== What to do ==
State only how many lines contain the string "name".

------

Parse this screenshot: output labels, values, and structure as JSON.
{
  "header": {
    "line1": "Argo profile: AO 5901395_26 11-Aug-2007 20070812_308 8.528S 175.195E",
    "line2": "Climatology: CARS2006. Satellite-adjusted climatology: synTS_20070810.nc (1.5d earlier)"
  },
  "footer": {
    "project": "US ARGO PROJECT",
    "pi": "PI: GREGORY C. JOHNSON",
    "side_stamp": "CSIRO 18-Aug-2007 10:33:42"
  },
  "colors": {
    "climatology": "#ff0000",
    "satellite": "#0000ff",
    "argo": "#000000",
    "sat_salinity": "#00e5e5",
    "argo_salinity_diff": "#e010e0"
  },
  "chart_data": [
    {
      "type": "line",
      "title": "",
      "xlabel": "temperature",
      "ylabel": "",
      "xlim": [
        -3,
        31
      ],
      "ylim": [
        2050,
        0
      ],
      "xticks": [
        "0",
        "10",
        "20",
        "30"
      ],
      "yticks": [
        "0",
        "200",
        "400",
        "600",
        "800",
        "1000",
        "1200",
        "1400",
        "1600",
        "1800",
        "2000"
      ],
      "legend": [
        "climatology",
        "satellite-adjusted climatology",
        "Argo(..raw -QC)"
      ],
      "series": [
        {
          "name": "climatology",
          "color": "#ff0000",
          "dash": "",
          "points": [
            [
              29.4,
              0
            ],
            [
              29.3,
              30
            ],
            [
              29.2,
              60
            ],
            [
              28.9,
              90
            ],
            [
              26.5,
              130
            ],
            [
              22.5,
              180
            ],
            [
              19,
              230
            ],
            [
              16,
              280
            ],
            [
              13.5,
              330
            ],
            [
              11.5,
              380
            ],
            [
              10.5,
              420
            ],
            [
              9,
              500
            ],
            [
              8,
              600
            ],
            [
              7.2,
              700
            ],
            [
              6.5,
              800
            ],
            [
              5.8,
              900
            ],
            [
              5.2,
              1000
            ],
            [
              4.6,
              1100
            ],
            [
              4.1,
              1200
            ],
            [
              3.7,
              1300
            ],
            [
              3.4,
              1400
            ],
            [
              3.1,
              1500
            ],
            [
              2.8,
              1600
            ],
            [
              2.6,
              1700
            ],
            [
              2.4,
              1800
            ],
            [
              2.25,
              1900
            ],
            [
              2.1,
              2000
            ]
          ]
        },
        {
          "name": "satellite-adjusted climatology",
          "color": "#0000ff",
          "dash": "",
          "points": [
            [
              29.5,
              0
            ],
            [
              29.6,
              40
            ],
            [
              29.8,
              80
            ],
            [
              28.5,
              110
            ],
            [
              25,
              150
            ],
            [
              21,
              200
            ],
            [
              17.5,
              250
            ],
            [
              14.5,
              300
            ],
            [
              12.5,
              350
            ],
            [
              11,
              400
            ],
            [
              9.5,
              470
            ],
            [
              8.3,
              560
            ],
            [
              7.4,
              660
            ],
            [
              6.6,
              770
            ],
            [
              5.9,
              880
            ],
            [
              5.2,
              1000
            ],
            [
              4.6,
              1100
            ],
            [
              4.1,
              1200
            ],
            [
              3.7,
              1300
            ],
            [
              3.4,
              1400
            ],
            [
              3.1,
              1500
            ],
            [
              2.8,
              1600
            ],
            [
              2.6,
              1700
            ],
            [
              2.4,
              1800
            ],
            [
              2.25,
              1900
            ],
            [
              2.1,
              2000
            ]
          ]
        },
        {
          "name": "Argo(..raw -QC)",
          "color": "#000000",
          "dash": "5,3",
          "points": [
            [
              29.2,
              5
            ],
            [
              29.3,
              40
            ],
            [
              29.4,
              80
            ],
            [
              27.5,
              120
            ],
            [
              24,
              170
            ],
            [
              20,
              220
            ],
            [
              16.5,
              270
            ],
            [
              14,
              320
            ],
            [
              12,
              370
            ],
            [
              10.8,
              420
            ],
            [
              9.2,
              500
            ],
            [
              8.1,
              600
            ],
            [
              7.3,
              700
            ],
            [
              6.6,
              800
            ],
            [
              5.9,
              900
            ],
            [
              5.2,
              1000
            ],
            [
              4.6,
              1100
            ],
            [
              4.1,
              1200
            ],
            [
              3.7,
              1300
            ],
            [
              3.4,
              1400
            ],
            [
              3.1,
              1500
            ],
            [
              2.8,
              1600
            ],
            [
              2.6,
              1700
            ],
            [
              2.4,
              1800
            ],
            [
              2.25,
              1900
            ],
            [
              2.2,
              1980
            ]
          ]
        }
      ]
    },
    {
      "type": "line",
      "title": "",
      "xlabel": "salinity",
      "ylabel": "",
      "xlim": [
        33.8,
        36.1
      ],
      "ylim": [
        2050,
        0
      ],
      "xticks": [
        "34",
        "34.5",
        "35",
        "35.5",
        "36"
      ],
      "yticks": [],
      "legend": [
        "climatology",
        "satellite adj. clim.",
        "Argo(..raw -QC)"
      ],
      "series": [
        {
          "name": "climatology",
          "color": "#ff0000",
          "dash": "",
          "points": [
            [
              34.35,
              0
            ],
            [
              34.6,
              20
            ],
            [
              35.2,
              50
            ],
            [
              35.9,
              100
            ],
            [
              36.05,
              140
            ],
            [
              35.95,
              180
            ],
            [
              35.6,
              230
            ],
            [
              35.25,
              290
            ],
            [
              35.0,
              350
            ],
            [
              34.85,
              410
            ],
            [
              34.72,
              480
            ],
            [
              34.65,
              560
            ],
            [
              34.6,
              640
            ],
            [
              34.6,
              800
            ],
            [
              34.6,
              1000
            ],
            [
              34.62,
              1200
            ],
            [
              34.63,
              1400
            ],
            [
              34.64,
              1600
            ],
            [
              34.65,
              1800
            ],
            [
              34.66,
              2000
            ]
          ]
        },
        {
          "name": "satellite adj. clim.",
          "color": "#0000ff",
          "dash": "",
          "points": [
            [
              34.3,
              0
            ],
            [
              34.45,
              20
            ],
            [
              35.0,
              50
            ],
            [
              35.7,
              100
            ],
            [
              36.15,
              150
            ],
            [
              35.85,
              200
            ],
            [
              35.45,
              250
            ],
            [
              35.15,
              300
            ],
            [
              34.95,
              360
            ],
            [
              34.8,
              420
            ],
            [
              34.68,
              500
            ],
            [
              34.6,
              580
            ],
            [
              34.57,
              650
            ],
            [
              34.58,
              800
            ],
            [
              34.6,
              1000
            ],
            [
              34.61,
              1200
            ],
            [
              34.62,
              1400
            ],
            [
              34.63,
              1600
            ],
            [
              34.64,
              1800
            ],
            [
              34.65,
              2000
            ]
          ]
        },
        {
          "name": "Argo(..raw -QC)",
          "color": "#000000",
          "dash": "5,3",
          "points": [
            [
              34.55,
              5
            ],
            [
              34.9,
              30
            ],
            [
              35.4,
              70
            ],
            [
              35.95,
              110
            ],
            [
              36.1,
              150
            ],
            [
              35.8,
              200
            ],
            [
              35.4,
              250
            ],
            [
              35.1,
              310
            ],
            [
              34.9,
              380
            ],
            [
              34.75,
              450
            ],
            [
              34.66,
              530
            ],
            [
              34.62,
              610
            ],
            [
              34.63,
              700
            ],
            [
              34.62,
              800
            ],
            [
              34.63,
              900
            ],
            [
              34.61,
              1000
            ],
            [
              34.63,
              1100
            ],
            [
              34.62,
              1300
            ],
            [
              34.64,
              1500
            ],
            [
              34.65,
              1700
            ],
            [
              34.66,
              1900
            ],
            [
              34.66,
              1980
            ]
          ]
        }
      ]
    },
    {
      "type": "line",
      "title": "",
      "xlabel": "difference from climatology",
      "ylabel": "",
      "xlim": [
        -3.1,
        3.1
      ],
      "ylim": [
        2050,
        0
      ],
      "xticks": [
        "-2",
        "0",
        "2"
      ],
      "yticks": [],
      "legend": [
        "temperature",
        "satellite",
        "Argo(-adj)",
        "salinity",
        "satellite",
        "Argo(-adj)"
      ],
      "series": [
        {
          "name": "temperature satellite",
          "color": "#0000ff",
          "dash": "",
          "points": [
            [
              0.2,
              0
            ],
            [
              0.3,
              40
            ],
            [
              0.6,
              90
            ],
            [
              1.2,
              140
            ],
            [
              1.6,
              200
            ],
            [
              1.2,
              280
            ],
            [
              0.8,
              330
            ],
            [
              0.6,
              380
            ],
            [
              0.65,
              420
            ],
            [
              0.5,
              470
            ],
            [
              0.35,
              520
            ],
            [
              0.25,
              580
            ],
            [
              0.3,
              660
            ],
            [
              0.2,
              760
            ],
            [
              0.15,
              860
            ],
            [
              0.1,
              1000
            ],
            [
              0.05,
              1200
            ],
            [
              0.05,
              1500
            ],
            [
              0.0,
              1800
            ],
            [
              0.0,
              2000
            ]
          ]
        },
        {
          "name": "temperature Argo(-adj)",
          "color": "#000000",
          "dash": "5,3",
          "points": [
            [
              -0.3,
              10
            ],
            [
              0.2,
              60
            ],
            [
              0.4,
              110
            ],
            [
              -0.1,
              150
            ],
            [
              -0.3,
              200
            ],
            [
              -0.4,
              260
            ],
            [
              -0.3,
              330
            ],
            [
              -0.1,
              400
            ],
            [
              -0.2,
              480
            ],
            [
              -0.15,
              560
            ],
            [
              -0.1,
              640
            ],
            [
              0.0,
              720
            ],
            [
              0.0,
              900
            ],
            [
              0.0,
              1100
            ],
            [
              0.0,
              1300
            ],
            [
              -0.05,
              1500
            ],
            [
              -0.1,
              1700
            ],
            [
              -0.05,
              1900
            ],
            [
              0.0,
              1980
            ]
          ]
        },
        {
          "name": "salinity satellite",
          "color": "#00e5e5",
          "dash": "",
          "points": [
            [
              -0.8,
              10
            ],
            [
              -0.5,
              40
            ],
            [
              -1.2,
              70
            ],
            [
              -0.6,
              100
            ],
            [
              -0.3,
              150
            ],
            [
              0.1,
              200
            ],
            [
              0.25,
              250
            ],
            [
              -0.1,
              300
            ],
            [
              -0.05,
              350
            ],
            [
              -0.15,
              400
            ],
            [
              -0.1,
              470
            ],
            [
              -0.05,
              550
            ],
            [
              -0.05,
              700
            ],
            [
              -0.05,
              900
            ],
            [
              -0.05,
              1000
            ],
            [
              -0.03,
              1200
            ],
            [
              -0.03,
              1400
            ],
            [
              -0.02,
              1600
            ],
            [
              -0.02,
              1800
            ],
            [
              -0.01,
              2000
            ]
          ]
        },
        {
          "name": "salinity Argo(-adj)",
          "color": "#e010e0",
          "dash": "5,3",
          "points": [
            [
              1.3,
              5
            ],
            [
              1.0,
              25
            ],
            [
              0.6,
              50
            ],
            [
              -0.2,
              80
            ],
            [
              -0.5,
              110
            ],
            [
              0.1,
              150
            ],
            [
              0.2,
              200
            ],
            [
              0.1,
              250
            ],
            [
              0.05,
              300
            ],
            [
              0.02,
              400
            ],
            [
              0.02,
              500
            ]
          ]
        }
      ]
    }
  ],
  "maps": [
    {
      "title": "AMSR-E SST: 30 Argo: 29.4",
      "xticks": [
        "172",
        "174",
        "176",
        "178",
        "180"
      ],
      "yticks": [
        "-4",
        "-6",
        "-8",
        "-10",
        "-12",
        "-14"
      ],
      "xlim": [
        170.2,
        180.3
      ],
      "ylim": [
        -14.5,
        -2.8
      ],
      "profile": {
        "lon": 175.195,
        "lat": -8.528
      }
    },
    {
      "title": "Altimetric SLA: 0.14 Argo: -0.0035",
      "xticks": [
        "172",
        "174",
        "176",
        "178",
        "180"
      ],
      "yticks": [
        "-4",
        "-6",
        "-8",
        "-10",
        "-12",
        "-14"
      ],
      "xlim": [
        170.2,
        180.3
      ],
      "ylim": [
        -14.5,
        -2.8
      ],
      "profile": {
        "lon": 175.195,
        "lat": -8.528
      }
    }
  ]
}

------

== Finished answer ==
10